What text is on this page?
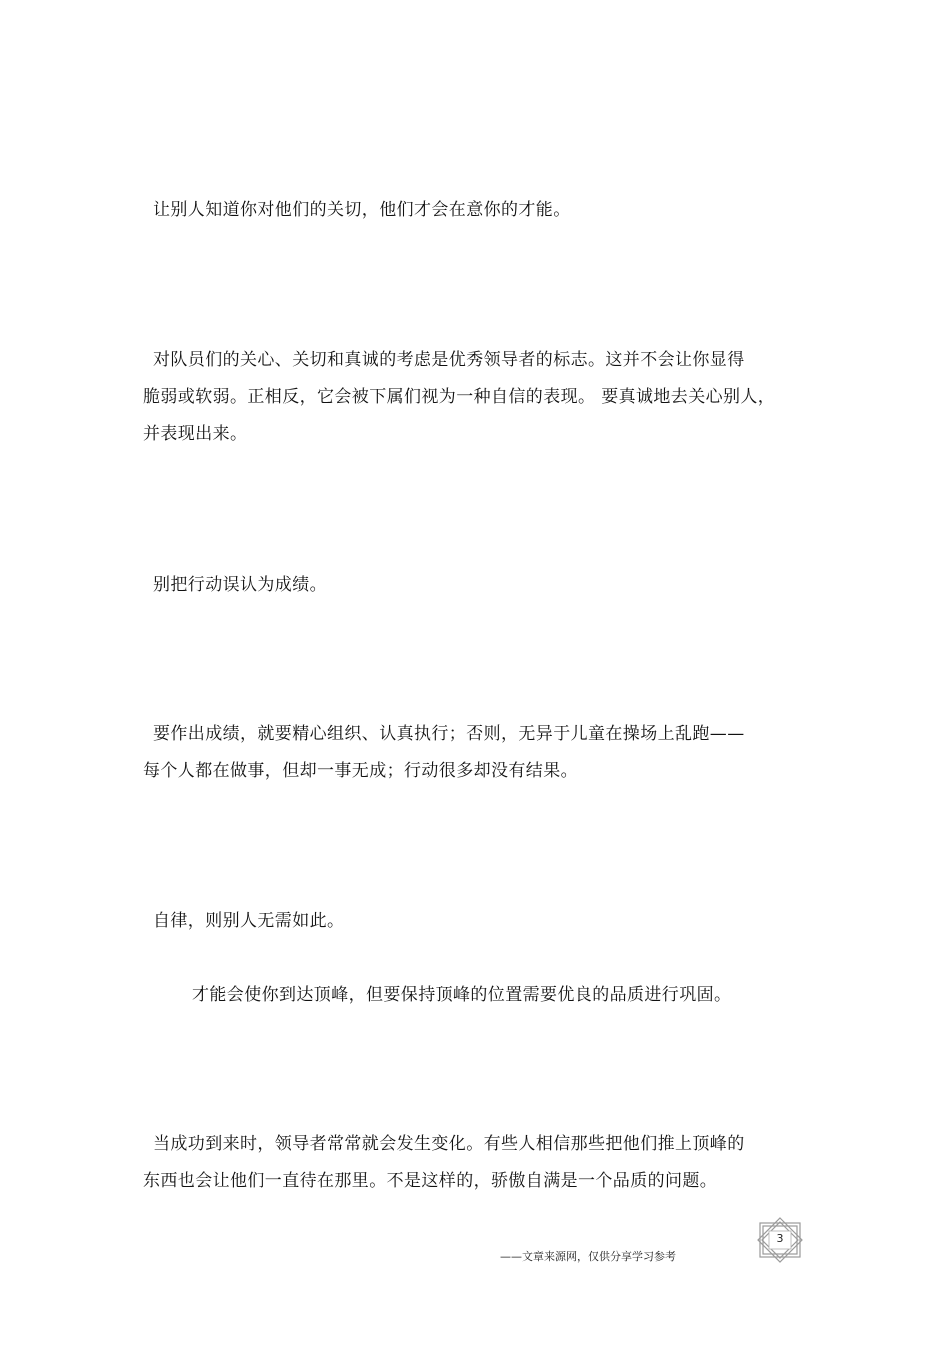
让别人知道你对他们的关切，他们才会在意你的才能。
对队员们的关心、关切和真诚的考虑是优秀领导者的标志。这并不会让你显得
脆弱或软弱。正相反，它会被下属们视为一种自信的表现。 要真诚地去关心别人，
并表现出来。
别把行动误认为成绩。
要作出成绩，就要精心组织、认真执行；否则，无异于儿童在操场上乱跑——
每个人都在做事，但却一事无成；行动很多却没有结果。
自律，则别人无需如此。
才能会使你到达顶峰，但要保持顶峰的位置需要优良的品质进行巩固。
当成功到来时，领导者常常就会发生变化。有些人相信那些把他们推上顶峰的
东西也会让他们一直待在那里。不是这样的，骄傲自满是一个品质的问题。
——文章来源网，仅供分享学习参考
3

════════════════

### PROBLEM STATEMENT
Restate each of the entries above word for word and skip every image.

### TASK ANSWER
What text is on this page?
让别人知道你对他们的关切，他们才会在意你的才能。
对队员们的关心、关切和真诚的考虑是优秀领导者的标志。这并不会让你显得
脆弱或软弱。正相反，它会被下属们视为一种自信的表现。 要真诚地去关心别人，
并表现出来。
别把行动误认为成绩。
要作出成绩，就要精心组织、认真执行；否则，无异于儿童在操场上乱跑——
每个人都在做事，但却一事无成；行动很多却没有结果。
自律，则别人无需如此。
才能会使你到达顶峰，但要保持顶峰的位置需要优良的品质进行巩固。
当成功到来时，领导者常常就会发生变化。有些人相信那些把他们推上顶峰的
东西也会让他们一直待在那里。不是这样的，骄傲自满是一个品质的问题。
——文章来源网，仅供分享学习参考
3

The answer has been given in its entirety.